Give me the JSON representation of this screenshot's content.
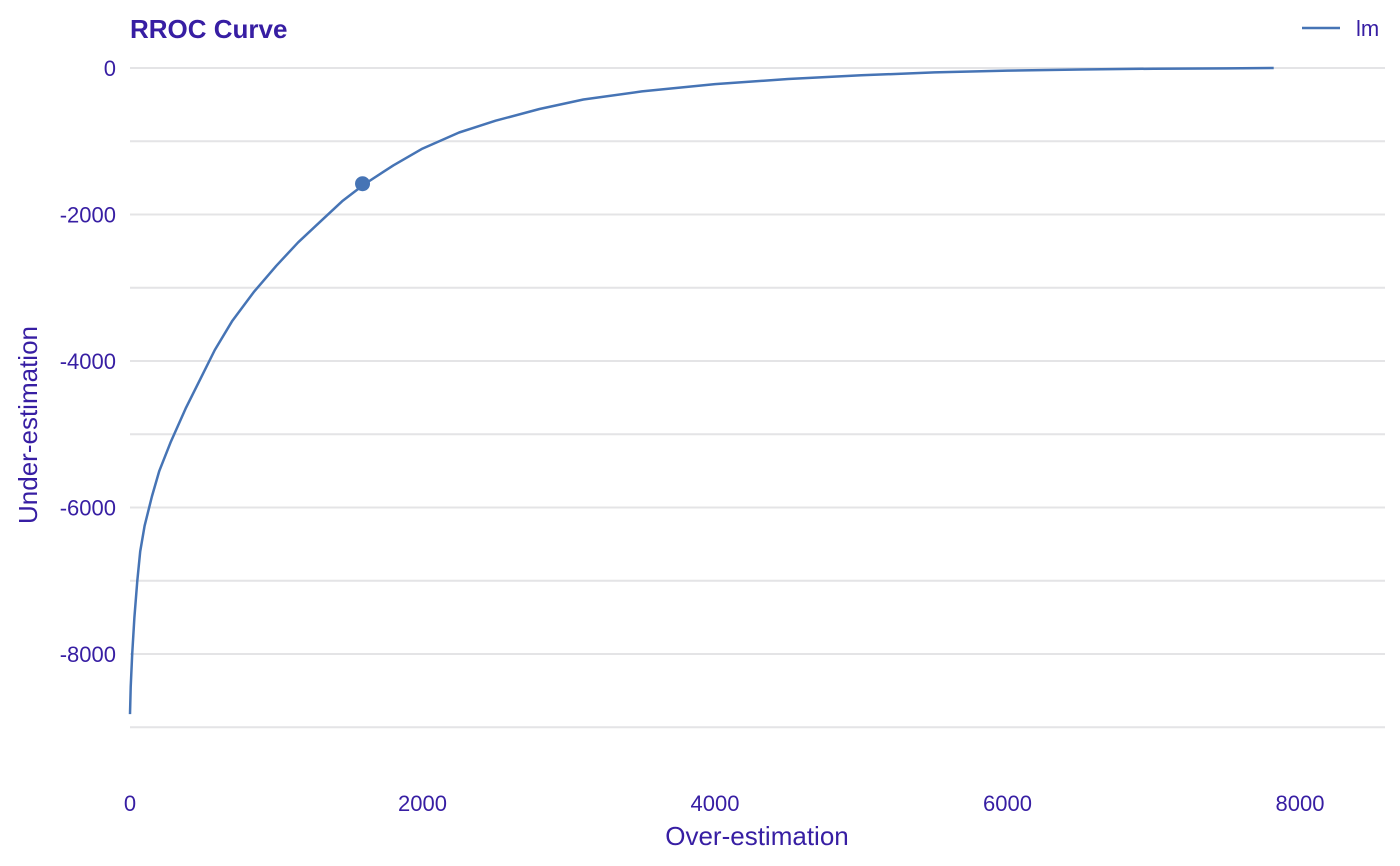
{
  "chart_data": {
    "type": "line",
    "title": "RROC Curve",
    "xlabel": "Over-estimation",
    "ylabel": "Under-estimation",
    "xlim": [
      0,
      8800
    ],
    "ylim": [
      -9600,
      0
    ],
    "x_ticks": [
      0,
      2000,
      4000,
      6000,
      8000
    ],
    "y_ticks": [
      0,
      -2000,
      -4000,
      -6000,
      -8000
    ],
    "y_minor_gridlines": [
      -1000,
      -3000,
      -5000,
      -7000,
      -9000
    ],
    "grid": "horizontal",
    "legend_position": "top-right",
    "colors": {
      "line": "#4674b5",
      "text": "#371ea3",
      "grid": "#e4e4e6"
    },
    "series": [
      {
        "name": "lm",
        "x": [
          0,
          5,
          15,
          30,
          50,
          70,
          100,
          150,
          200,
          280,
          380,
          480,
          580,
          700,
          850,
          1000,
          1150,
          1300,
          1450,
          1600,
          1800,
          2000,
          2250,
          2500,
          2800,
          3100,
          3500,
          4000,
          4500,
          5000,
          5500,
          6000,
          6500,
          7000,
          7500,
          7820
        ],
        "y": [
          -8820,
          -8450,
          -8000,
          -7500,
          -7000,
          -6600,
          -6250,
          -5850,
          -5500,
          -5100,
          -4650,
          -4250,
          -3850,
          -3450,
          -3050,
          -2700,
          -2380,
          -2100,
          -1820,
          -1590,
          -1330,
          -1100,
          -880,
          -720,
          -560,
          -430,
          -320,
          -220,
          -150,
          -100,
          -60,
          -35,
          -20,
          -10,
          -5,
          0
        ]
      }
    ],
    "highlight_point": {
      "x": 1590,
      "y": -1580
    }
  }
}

[Aim of the task]: Retype each record exactly as it stands, but do not include the pictures.

[Finished task]:
Give me the JSON representation of this screenshot's content.
{
  "chart_data": {
    "type": "line",
    "title": "RROC Curve",
    "xlabel": "Over-estimation",
    "ylabel": "Under-estimation",
    "xlim": [
      0,
      8800
    ],
    "ylim": [
      -9600,
      0
    ],
    "x_ticks": [
      0,
      2000,
      4000,
      6000,
      8000
    ],
    "y_ticks": [
      0,
      -2000,
      -4000,
      -6000,
      -8000
    ],
    "y_minor_gridlines": [
      -1000,
      -3000,
      -5000,
      -7000,
      -9000
    ],
    "grid": "horizontal",
    "legend_position": "top-right",
    "colors": {
      "line": "#4674b5",
      "text": "#371ea3",
      "grid": "#e4e4e6"
    },
    "series": [
      {
        "name": "lm",
        "x": [
          0,
          5,
          15,
          30,
          50,
          70,
          100,
          150,
          200,
          280,
          380,
          480,
          580,
          700,
          850,
          1000,
          1150,
          1300,
          1450,
          1600,
          1800,
          2000,
          2250,
          2500,
          2800,
          3100,
          3500,
          4000,
          4500,
          5000,
          5500,
          6000,
          6500,
          7000,
          7500,
          7820
        ],
        "y": [
          -8820,
          -8450,
          -8000,
          -7500,
          -7000,
          -6600,
          -6250,
          -5850,
          -5500,
          -5100,
          -4650,
          -4250,
          -3850,
          -3450,
          -3050,
          -2700,
          -2380,
          -2100,
          -1820,
          -1590,
          -1330,
          -1100,
          -880,
          -720,
          -560,
          -430,
          -320,
          -220,
          -150,
          -100,
          -60,
          -35,
          -20,
          -10,
          -5,
          0
        ]
      }
    ],
    "highlight_point": {
      "x": 1590,
      "y": -1580
    }
  }
}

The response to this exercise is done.